What the exercise asks: All of the entries below are to be copied without any alteration.

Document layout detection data

---------------

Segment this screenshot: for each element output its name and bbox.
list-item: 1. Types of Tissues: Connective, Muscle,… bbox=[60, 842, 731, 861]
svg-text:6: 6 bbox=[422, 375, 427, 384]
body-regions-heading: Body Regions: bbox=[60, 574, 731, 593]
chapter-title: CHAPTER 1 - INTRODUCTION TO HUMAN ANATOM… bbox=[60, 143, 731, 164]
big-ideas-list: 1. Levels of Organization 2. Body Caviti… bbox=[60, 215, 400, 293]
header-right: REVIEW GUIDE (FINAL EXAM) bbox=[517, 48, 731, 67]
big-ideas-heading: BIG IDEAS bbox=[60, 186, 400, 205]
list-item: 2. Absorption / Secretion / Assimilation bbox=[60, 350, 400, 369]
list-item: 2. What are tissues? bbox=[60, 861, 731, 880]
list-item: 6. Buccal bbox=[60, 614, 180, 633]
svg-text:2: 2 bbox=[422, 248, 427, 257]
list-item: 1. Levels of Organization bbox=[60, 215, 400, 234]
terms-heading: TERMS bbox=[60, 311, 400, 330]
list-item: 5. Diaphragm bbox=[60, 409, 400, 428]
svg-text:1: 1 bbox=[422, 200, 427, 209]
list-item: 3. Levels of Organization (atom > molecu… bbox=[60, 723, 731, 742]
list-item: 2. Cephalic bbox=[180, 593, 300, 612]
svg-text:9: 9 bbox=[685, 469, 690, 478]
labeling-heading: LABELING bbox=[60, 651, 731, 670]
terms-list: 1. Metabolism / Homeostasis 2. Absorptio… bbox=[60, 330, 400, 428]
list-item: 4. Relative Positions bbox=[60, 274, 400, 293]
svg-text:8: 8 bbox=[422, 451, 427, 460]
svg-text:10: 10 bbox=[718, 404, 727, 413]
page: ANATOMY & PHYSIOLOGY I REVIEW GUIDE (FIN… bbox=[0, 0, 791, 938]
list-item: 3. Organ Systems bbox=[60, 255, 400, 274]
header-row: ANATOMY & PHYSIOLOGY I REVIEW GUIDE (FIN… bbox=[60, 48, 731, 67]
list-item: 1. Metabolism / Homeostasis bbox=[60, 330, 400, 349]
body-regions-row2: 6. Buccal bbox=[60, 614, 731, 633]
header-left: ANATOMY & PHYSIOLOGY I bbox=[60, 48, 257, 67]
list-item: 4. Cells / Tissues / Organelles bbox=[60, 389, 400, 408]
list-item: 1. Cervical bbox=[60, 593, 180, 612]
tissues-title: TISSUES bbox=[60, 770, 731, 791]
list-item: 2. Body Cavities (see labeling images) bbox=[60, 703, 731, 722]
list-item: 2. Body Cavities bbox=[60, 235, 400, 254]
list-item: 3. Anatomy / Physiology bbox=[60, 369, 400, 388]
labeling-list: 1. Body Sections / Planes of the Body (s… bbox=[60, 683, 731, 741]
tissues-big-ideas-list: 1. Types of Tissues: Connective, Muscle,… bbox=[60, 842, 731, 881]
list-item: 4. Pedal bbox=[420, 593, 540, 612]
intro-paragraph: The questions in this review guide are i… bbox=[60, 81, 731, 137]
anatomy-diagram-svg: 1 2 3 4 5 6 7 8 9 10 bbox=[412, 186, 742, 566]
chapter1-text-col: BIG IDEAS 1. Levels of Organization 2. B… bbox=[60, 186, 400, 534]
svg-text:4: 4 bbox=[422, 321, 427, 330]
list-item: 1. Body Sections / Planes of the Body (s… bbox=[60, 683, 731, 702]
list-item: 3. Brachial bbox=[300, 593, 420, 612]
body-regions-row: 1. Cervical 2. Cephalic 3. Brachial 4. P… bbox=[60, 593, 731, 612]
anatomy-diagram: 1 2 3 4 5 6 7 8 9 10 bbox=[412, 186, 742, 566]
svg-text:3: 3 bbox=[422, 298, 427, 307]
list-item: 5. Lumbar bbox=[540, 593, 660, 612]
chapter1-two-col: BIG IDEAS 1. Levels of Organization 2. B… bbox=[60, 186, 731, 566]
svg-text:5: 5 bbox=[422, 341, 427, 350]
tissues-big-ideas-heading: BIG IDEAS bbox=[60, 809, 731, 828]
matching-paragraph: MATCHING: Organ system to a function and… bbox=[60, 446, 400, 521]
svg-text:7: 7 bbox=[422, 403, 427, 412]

---------------

Answer for this exercise:
Segment this screenshot: for each element output its name and bbox.
list-item: 1. Types of Tissues: Connective, Muscle,… bbox=[60, 842, 731, 861]
svg-text:6: 6 bbox=[422, 375, 427, 384]
body-regions-heading: Body Regions: bbox=[60, 574, 731, 593]
chapter-title: CHAPTER 1 - INTRODUCTION TO HUMAN ANATOM… bbox=[60, 143, 731, 164]
big-ideas-list: 1. Levels of Organization 2. Body Caviti… bbox=[60, 215, 400, 293]
header-right: REVIEW GUIDE (FINAL EXAM) bbox=[517, 48, 731, 67]
big-ideas-heading: BIG IDEAS bbox=[60, 186, 400, 205]
list-item: 2. Absorption / Secretion / Assimilation bbox=[60, 350, 400, 369]
list-item: 2. What are tissues? bbox=[60, 861, 731, 880]
list-item: 6. Buccal bbox=[60, 614, 180, 633]
svg-text:2: 2 bbox=[422, 248, 427, 257]
list-item: 1. Levels of Organization bbox=[60, 215, 400, 234]
terms-heading: TERMS bbox=[60, 311, 400, 330]
list-item: 5. Diaphragm bbox=[60, 409, 400, 428]
svg-text:1: 1 bbox=[422, 200, 427, 209]
list-item: 3. Levels of Organization (atom > molecu… bbox=[60, 723, 731, 742]
list-item: 2. Cephalic bbox=[180, 593, 300, 612]
svg-text:9: 9 bbox=[685, 469, 690, 478]
labeling-heading: LABELING bbox=[60, 651, 731, 670]
terms-list: 1. Metabolism / Homeostasis 2. Absorptio… bbox=[60, 330, 400, 428]
list-item: 4. Relative Positions bbox=[60, 274, 400, 293]
svg-text:8: 8 bbox=[422, 451, 427, 460]
svg-text:10: 10 bbox=[718, 404, 727, 413]
page: ANATOMY & PHYSIOLOGY I REVIEW GUIDE (FIN… bbox=[0, 0, 791, 938]
list-item: 3. Organ Systems bbox=[60, 255, 400, 274]
header-row: ANATOMY & PHYSIOLOGY I REVIEW GUIDE (FIN… bbox=[60, 48, 731, 67]
list-item: 1. Metabolism / Homeostasis bbox=[60, 330, 400, 349]
body-regions-row2: 6. Buccal bbox=[60, 614, 731, 633]
header-left: ANATOMY & PHYSIOLOGY I bbox=[60, 48, 257, 67]
list-item: 4. Cells / Tissues / Organelles bbox=[60, 389, 400, 408]
list-item: 1. Cervical bbox=[60, 593, 180, 612]
tissues-title: TISSUES bbox=[60, 770, 731, 791]
list-item: 2. Body Cavities (see labeling images) bbox=[60, 703, 731, 722]
list-item: 2. Body Cavities bbox=[60, 235, 400, 254]
list-item: 3. Anatomy / Physiology bbox=[60, 369, 400, 388]
labeling-list: 1. Body Sections / Planes of the Body (s… bbox=[60, 683, 731, 741]
tissues-big-ideas-list: 1. Types of Tissues: Connective, Muscle,… bbox=[60, 842, 731, 881]
list-item: 4. Pedal bbox=[420, 593, 540, 612]
intro-paragraph: The questions in this review guide are i… bbox=[60, 81, 731, 137]
anatomy-diagram-svg: 1 2 3 4 5 6 7 8 9 10 bbox=[412, 186, 742, 566]
chapter1-text-col: BIG IDEAS 1. Levels of Organization 2. B… bbox=[60, 186, 400, 534]
svg-text:4: 4 bbox=[422, 321, 427, 330]
list-item: 1. Body Sections / Planes of the Body (s… bbox=[60, 683, 731, 702]
list-item: 3. Brachial bbox=[300, 593, 420, 612]
body-regions-row: 1. Cervical 2. Cephalic 3. Brachial 4. P… bbox=[60, 593, 731, 612]
anatomy-diagram: 1 2 3 4 5 6 7 8 9 10 bbox=[412, 186, 742, 566]
svg-text:3: 3 bbox=[422, 298, 427, 307]
list-item: 5. Lumbar bbox=[540, 593, 660, 612]
chapter1-two-col: BIG IDEAS 1. Levels of Organization 2. B… bbox=[60, 186, 731, 566]
svg-text:5: 5 bbox=[422, 341, 427, 350]
tissues-big-ideas-heading: BIG IDEAS bbox=[60, 809, 731, 828]
matching-paragraph: MATCHING: Organ system to a function and… bbox=[60, 446, 400, 521]
svg-text:7: 7 bbox=[422, 403, 427, 412]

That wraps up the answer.